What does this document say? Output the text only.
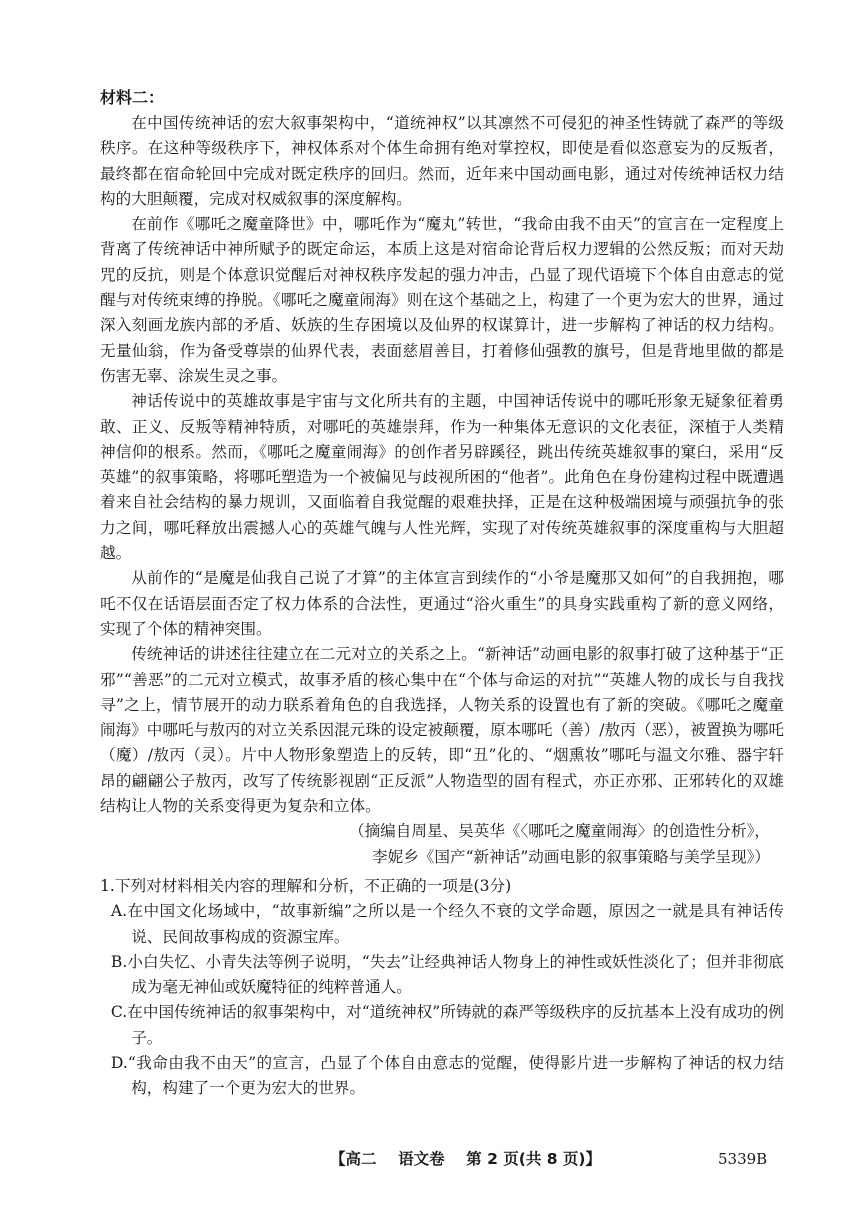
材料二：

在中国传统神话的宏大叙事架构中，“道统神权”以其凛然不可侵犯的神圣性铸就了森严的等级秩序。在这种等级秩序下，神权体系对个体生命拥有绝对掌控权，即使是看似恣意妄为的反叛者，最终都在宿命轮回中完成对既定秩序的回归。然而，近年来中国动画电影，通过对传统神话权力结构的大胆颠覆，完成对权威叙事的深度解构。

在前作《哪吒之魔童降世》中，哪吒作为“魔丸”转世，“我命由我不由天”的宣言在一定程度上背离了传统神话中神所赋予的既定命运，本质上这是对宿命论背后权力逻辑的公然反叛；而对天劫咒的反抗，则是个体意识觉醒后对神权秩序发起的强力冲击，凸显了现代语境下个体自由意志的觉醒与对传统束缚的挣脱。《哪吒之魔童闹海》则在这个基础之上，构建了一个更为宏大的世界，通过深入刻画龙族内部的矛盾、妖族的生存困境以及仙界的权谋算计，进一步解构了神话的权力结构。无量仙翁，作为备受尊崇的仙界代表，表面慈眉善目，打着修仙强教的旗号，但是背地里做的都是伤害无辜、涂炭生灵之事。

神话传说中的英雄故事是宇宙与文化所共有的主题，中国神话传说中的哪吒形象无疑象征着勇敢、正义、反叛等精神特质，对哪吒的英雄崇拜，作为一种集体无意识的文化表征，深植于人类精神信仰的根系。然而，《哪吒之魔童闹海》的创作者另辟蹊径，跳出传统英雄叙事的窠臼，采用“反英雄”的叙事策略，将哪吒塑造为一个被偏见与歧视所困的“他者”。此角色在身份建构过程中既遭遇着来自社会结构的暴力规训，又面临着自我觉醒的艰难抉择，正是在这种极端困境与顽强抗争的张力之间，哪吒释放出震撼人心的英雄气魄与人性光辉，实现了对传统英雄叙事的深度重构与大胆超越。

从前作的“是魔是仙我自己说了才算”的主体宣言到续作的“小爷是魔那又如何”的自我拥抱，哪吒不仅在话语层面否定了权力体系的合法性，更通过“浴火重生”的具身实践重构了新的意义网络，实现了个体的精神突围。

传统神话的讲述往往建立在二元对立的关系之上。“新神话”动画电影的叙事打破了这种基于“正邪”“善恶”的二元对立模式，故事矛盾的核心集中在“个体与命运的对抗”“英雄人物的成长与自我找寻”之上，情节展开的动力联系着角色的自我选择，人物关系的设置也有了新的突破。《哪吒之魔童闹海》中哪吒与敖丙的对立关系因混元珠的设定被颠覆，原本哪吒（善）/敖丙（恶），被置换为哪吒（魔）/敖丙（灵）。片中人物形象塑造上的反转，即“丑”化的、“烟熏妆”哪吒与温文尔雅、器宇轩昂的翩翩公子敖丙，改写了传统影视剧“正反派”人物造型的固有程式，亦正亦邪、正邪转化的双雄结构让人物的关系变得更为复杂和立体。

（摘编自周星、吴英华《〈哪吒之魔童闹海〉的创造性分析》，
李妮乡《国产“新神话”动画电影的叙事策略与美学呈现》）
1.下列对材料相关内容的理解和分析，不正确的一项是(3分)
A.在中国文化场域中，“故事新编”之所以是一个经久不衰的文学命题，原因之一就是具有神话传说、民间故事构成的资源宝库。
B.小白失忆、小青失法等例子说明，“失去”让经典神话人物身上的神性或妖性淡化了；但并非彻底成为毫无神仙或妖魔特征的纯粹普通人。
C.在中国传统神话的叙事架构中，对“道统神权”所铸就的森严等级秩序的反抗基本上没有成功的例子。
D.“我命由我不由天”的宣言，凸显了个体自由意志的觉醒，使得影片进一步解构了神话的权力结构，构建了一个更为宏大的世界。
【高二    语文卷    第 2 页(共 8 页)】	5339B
● ● ● ● ● ● ●
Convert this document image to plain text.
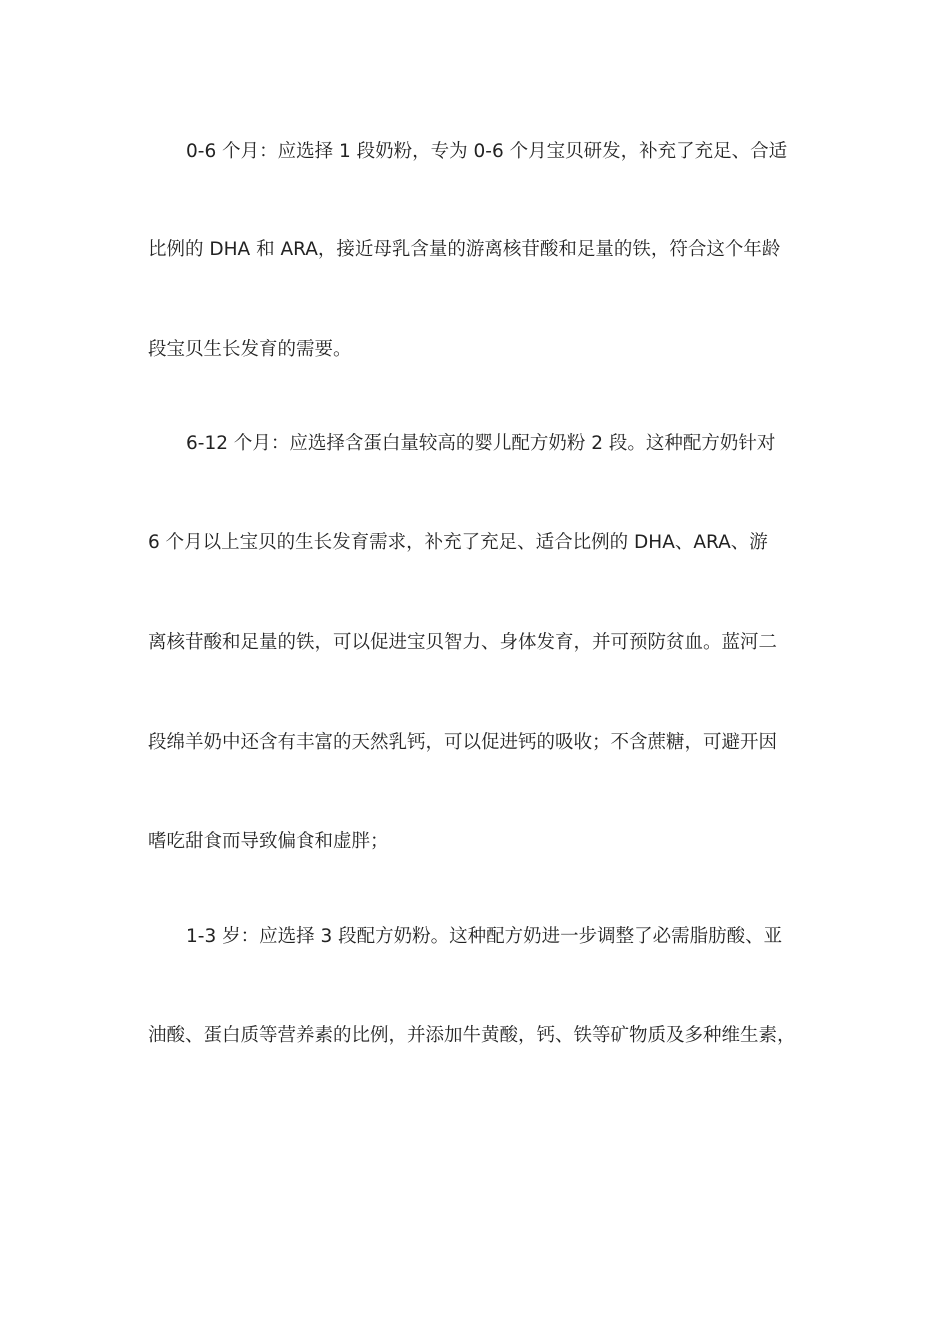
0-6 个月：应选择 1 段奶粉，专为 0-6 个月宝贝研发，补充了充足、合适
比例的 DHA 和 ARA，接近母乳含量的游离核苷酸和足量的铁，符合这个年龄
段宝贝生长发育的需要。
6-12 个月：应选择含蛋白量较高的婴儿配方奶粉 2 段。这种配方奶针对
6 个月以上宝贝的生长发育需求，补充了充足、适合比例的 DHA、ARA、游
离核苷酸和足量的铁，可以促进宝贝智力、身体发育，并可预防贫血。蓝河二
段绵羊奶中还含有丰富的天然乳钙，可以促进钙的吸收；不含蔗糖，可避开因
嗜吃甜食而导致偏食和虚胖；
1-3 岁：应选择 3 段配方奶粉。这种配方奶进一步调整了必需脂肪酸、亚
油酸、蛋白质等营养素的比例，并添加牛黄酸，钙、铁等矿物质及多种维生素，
● ● ● ● ● ● ●
What is asked:
In the entries above, find each line with the word "道统神权" and show it.

Answer to this problem:
在中国传统神话的宏大叙事架构中，“道统神权”以其凛然不可侵犯的神圣性铸就了森严的等级秩序。在这种等级秩序下，神权体系对个体生命拥有绝对掌控权，即使是看似恣意妄为的反叛者，最终都在宿命轮回中完成对既定秩序的回归。然而，近年来中国动画电影，通过对传统神话权力结构的大胆颠覆，完成对权威叙事的深度解构。
C.在中国传统神话的叙事架构中，对“道统神权”所铸就的森严等级秩序的反抗基本上没有成功的例子。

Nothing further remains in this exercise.